- **Working data**:

****************

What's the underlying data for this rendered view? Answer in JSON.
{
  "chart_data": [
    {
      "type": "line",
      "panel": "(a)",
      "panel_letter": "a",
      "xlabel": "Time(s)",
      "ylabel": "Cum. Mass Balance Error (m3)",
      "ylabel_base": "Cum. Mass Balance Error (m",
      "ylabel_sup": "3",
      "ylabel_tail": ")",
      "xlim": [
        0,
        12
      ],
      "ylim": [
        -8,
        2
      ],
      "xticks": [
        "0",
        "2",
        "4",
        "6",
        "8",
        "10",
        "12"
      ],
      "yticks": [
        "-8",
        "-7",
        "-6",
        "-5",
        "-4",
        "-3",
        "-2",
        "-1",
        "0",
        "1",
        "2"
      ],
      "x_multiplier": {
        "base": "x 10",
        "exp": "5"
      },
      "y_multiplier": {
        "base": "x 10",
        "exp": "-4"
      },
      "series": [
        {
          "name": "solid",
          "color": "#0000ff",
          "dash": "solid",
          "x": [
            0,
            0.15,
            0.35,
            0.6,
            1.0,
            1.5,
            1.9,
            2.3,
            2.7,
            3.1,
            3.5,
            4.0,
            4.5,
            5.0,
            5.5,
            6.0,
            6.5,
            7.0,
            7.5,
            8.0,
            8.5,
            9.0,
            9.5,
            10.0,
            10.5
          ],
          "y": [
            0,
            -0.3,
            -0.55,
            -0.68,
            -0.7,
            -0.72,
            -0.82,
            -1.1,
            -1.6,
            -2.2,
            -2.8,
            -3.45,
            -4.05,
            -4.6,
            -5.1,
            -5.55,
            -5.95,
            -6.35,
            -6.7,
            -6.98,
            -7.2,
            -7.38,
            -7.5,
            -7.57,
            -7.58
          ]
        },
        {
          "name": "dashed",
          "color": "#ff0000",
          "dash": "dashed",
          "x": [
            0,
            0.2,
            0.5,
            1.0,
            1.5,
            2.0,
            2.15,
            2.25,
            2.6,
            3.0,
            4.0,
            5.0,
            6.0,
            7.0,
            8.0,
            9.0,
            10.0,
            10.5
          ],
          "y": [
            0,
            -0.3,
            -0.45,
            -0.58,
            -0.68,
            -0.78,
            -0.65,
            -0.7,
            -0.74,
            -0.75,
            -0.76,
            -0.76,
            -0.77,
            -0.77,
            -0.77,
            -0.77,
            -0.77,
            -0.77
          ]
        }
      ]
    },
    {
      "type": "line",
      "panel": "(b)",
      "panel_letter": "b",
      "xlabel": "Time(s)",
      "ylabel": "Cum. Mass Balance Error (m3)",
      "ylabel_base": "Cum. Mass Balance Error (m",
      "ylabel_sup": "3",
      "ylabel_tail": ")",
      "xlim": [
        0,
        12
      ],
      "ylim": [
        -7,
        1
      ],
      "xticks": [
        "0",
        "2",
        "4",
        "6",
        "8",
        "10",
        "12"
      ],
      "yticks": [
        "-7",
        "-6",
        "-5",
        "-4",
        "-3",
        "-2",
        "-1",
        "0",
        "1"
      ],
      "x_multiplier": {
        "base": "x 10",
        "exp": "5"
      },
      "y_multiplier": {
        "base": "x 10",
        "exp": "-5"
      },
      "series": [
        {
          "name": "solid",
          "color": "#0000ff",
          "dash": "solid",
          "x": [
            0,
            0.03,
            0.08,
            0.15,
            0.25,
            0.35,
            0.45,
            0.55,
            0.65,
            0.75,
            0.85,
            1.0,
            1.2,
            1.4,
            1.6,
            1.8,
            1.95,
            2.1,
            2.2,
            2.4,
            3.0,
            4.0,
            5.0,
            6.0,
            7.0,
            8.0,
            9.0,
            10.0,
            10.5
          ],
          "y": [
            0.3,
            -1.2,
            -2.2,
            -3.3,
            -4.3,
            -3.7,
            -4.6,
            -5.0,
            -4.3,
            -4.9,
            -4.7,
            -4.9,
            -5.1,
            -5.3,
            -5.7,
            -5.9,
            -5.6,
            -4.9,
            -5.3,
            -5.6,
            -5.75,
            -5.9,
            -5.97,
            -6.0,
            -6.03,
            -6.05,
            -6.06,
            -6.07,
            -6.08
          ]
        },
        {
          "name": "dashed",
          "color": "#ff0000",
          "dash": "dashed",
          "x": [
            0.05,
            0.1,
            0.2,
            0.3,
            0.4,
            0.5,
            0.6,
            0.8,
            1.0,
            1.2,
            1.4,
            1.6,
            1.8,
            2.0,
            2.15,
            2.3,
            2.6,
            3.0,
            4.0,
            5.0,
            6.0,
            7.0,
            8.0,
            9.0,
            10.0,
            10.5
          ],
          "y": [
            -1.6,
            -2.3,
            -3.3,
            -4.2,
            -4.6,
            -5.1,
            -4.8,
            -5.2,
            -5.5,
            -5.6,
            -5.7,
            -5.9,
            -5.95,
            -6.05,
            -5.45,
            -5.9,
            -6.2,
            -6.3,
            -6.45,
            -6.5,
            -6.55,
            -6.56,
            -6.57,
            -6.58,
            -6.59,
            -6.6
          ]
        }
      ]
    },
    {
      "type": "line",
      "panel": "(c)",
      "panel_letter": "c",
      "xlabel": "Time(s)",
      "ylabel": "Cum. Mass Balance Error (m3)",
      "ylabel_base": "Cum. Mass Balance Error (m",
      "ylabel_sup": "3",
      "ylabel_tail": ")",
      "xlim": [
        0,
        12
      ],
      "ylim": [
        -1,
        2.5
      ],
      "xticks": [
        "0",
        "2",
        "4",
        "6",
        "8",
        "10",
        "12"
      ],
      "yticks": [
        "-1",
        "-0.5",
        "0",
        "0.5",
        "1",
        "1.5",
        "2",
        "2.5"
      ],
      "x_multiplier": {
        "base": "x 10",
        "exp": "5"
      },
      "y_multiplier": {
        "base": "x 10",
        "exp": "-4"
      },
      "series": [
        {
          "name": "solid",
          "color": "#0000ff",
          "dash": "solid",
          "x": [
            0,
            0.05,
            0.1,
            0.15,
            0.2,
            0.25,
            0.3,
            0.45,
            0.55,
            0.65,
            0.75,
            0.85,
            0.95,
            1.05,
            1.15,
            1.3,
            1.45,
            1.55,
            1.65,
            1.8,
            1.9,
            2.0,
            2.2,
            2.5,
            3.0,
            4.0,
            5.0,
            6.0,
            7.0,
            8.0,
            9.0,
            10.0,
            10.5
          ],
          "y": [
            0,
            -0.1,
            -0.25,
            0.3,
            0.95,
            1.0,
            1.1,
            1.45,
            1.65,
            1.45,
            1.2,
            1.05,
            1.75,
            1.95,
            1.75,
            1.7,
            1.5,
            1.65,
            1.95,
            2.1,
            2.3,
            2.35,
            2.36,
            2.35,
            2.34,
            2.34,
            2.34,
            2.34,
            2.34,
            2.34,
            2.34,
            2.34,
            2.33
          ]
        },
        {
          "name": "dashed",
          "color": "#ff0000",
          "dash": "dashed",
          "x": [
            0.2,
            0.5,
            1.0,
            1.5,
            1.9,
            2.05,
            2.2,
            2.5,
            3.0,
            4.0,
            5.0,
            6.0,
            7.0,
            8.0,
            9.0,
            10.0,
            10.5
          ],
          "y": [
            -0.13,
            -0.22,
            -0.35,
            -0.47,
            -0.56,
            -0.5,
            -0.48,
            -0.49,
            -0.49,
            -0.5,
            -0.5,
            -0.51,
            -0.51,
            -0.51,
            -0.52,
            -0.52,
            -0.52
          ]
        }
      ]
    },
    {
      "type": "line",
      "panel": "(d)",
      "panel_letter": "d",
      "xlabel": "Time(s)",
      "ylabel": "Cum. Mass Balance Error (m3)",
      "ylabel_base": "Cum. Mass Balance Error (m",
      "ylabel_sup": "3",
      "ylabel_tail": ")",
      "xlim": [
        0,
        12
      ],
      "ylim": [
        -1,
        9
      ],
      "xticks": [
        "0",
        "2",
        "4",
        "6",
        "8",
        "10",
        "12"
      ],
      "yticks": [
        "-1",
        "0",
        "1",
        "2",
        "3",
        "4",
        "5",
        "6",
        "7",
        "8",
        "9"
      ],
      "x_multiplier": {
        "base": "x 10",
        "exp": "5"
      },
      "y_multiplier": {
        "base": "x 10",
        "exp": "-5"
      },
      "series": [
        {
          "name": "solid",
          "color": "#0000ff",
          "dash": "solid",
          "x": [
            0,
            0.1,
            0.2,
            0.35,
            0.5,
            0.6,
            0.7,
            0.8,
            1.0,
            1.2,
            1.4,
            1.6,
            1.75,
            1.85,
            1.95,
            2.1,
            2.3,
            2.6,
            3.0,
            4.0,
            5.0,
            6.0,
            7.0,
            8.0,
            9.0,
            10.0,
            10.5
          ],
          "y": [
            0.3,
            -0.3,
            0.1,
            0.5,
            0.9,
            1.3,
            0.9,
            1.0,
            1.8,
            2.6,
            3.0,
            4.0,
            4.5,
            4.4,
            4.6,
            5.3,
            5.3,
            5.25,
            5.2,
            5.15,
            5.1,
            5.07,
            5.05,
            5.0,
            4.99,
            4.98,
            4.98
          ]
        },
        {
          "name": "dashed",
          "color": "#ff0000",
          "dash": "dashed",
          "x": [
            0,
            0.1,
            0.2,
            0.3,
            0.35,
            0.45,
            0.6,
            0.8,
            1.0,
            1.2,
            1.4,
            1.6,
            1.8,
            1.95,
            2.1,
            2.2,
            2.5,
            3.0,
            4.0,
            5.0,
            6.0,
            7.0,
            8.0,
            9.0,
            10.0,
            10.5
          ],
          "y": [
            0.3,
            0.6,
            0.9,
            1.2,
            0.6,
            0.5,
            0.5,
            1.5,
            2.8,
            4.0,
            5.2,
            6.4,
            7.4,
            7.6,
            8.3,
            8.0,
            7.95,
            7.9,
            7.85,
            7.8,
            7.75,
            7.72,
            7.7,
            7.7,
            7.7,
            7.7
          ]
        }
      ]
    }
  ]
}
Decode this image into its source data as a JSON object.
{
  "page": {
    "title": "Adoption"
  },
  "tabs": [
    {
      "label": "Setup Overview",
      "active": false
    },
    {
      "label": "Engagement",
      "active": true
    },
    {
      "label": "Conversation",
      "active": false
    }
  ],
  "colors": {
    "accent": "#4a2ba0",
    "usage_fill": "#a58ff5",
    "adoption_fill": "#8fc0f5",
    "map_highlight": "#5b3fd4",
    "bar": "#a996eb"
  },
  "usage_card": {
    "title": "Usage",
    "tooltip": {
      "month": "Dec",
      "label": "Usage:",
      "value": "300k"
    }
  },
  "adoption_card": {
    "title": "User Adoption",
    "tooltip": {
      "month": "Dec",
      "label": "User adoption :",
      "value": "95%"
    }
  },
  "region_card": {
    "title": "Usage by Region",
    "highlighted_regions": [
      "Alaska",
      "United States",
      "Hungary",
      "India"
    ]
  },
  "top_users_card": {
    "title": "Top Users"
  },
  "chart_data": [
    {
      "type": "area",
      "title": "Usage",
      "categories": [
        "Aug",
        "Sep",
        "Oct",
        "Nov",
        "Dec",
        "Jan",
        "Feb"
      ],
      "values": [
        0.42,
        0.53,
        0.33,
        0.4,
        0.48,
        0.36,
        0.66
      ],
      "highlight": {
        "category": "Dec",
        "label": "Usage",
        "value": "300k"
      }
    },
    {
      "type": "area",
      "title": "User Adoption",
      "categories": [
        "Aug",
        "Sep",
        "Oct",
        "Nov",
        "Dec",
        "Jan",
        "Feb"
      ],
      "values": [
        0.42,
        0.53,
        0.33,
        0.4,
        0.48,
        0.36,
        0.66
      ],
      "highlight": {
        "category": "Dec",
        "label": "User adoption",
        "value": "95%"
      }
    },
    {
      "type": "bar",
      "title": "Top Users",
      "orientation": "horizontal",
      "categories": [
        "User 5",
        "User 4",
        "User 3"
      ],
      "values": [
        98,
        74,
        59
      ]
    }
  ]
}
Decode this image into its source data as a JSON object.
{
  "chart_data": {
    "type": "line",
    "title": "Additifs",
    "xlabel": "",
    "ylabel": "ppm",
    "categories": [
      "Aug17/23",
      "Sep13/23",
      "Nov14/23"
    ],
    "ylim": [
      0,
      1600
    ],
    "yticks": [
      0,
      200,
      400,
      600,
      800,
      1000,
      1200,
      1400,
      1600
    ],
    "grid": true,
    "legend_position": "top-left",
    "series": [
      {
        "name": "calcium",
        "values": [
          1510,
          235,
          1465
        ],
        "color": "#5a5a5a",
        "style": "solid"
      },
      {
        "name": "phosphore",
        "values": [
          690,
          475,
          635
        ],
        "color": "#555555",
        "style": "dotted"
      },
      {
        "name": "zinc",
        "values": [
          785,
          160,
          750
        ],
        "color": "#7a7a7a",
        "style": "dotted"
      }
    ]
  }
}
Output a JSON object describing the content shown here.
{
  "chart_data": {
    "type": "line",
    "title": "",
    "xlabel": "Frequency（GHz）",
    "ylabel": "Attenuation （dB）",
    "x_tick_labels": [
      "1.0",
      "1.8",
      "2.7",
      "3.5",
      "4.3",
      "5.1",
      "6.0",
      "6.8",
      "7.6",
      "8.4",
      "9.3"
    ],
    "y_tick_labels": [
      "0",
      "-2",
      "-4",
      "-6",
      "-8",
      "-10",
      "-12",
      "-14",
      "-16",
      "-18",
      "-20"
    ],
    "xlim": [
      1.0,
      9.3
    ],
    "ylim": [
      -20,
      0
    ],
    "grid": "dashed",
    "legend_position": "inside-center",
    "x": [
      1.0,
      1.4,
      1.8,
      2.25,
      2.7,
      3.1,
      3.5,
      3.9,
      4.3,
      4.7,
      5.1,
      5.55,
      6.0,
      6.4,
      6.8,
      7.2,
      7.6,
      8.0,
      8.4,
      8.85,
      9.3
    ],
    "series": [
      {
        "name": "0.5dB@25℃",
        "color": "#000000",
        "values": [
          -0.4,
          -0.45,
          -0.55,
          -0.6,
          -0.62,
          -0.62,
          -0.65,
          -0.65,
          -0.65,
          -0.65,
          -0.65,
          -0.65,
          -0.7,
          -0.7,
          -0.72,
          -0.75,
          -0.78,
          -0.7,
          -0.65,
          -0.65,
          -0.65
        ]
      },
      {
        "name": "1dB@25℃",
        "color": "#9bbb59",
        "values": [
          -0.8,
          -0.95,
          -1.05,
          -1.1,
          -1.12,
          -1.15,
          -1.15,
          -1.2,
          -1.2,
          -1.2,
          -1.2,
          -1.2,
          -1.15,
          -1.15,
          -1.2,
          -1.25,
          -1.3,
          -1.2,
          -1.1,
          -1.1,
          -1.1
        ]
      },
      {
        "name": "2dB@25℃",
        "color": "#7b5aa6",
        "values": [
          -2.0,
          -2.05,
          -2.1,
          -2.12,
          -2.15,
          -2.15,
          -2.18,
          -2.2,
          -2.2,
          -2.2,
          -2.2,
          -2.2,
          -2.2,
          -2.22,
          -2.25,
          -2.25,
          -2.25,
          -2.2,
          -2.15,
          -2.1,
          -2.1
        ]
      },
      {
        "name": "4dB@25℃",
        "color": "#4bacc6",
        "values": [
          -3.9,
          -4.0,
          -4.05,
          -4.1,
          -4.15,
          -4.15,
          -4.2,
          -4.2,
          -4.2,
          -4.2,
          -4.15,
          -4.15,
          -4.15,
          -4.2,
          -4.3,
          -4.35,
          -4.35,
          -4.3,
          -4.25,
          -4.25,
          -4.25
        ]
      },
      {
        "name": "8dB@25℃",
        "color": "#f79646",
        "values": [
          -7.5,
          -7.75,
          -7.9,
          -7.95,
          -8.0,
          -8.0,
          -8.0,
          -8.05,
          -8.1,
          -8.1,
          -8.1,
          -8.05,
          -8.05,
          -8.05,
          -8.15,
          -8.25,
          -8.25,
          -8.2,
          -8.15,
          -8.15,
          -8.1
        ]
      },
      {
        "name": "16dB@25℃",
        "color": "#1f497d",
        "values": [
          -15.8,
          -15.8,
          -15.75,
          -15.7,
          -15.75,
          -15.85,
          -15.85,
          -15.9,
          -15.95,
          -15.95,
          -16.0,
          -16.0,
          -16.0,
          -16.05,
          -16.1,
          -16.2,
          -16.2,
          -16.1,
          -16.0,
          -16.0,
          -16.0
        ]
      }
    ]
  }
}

****************

- **Written problem**:
Show every line in the entries where the string "JSON" occurs.

- **Expected answer**:
What's the underlying data for this rendered view? Answer in JSON.
Decode this image into its source data as a JSON object.
Decode this image into its source data as a JSON object.
Output a JSON object describing the content shown here.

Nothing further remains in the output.